Task to complete: In the material below, list every line carrying the string "content".

Dataset entries on figures:
====
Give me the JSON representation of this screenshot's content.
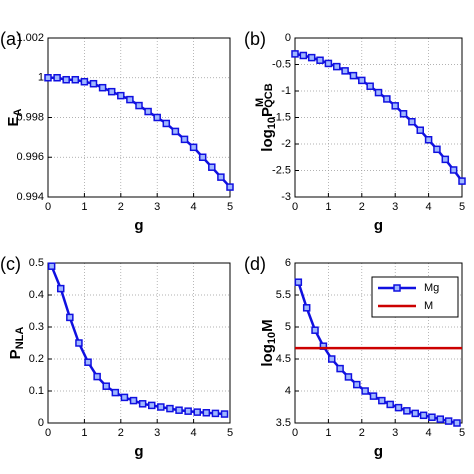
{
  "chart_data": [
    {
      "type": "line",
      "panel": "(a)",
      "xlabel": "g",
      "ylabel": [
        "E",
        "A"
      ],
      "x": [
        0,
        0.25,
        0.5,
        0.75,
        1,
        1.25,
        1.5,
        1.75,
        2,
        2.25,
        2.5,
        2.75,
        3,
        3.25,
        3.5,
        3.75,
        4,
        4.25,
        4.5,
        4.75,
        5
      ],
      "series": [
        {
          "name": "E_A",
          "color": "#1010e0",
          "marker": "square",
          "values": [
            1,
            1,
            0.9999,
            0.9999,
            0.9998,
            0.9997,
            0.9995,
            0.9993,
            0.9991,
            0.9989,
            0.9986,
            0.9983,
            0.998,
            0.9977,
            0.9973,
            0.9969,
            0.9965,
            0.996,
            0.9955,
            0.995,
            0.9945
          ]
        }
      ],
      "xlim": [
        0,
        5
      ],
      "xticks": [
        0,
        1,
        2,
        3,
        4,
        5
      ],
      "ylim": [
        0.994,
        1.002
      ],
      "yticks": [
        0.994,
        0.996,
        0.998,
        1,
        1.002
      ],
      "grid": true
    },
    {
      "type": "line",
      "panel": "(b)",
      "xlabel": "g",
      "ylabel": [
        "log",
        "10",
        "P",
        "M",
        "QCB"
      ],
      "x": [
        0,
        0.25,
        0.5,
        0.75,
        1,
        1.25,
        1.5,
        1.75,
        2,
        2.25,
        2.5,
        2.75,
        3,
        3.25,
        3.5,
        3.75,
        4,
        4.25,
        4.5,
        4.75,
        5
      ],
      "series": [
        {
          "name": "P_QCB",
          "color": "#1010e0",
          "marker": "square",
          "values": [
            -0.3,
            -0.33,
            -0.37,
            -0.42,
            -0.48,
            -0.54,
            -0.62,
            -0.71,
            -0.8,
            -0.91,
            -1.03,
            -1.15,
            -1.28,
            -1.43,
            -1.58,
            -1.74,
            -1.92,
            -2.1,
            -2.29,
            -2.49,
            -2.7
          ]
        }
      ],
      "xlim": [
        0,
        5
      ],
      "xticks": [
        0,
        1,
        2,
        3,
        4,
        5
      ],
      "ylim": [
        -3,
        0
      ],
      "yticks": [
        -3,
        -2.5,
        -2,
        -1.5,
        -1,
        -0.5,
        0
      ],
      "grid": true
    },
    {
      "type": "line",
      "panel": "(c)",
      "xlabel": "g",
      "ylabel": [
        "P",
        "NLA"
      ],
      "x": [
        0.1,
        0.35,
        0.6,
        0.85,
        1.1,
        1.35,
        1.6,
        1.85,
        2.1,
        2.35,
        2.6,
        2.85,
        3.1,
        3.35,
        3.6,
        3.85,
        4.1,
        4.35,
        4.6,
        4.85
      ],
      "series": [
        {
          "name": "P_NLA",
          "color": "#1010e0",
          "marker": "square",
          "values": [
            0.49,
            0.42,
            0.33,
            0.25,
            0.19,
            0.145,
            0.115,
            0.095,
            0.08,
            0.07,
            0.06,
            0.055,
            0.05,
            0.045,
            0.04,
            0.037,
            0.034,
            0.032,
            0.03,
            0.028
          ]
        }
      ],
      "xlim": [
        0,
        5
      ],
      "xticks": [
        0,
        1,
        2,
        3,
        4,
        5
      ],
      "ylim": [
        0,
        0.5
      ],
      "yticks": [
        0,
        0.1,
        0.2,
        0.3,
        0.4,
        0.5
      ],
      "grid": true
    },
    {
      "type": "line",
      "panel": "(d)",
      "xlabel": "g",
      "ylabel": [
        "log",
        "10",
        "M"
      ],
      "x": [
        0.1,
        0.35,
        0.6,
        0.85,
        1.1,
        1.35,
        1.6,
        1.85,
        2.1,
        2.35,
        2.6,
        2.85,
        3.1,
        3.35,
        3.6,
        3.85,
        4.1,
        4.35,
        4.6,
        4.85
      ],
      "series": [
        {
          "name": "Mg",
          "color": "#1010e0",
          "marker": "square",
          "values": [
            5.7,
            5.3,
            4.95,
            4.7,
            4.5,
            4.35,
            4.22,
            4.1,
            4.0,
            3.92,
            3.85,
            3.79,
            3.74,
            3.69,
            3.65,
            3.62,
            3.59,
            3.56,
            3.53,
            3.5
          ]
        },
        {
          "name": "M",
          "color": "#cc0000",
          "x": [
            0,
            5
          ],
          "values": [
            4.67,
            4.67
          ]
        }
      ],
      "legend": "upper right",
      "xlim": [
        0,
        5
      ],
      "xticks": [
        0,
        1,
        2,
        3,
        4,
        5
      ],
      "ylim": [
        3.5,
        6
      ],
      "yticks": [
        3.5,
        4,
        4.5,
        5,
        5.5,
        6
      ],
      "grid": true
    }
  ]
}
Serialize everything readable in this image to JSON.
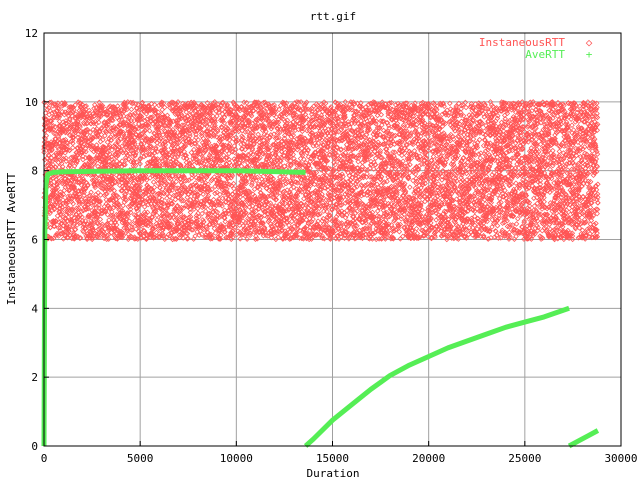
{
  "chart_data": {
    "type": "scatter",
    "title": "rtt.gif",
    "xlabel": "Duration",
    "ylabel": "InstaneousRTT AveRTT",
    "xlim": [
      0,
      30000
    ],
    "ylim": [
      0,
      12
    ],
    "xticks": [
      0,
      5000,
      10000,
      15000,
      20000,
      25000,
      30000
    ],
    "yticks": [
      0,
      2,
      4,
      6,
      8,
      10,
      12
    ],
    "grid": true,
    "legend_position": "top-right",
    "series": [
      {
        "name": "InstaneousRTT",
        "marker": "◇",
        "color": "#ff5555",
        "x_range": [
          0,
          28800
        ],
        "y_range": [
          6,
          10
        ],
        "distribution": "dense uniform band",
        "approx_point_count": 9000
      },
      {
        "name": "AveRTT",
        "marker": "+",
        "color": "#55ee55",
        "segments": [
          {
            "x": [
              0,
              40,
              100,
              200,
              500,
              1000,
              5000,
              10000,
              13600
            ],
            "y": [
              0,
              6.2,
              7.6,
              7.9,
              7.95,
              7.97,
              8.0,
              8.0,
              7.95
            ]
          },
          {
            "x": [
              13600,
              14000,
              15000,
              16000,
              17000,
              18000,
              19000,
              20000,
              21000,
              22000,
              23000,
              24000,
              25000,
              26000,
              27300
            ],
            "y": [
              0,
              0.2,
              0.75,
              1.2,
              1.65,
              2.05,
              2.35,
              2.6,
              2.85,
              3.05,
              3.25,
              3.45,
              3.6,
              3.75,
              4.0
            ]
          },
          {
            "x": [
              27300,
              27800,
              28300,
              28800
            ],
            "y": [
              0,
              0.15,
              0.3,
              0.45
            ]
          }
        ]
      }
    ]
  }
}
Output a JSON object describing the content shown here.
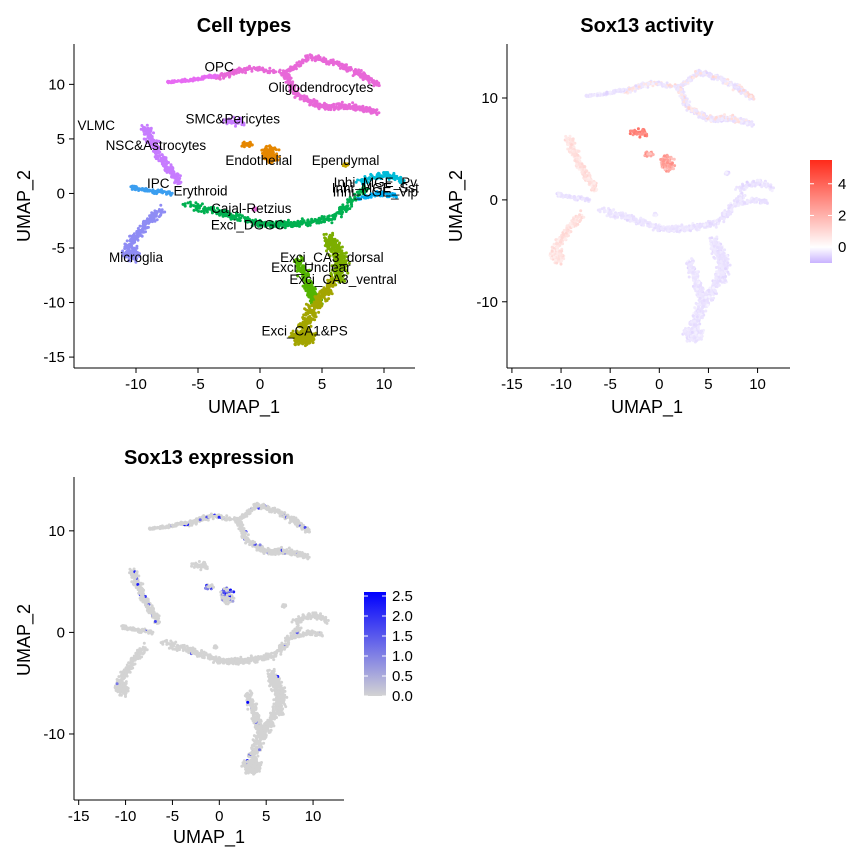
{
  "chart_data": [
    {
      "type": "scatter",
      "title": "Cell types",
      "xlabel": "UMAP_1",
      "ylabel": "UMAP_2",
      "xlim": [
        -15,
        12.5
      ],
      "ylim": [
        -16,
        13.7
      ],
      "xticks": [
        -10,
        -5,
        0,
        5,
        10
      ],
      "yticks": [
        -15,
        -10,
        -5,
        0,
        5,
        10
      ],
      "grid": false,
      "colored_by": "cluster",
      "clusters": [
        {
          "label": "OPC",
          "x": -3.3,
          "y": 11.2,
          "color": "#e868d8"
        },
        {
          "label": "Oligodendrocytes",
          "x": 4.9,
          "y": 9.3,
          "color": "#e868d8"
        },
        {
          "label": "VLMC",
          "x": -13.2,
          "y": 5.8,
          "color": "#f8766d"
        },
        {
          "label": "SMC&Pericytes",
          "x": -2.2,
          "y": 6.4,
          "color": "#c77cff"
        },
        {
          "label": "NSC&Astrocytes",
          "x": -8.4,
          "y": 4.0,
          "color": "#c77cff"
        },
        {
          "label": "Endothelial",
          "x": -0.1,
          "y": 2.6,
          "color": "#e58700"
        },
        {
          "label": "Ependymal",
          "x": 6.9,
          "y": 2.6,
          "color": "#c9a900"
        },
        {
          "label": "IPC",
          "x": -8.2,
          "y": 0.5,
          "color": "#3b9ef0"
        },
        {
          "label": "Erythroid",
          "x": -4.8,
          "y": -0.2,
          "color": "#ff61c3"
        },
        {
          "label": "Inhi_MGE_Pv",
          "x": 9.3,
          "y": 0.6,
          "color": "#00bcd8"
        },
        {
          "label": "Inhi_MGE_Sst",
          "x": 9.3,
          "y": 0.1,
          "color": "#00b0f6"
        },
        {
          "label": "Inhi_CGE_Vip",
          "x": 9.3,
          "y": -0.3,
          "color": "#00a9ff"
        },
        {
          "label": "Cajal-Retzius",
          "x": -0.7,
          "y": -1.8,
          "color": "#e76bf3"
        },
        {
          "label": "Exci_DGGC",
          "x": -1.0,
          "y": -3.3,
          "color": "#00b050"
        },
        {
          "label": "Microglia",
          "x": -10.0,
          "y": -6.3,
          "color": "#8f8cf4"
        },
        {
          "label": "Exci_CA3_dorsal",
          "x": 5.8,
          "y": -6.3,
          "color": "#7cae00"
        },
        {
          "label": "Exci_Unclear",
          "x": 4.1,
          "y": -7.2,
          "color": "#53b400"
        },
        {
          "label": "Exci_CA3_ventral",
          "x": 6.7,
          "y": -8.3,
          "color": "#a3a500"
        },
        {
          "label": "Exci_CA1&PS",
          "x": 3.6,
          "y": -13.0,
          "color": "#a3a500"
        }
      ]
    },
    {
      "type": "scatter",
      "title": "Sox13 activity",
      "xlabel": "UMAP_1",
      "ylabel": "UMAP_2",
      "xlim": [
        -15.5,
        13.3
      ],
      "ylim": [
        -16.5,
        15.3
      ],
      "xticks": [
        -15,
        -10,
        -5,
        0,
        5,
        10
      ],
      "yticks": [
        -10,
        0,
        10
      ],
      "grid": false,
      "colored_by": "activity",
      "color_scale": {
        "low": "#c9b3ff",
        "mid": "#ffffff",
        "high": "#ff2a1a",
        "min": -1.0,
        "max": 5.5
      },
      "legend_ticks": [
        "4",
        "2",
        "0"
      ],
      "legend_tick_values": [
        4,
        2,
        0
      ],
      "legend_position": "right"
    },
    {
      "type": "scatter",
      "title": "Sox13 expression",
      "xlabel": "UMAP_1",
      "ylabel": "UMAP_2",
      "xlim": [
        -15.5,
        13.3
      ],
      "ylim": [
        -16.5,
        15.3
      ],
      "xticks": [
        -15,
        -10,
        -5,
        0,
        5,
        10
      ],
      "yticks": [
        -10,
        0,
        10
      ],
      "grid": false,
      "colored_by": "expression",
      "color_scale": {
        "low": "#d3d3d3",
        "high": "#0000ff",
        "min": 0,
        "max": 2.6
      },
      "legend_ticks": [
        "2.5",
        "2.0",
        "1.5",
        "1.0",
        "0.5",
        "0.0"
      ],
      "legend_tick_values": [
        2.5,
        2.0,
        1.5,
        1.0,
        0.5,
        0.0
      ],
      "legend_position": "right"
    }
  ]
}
====
Reply:
Give me the JSON representation of this screenshot's content.
Output a JSON object describing the content shown here.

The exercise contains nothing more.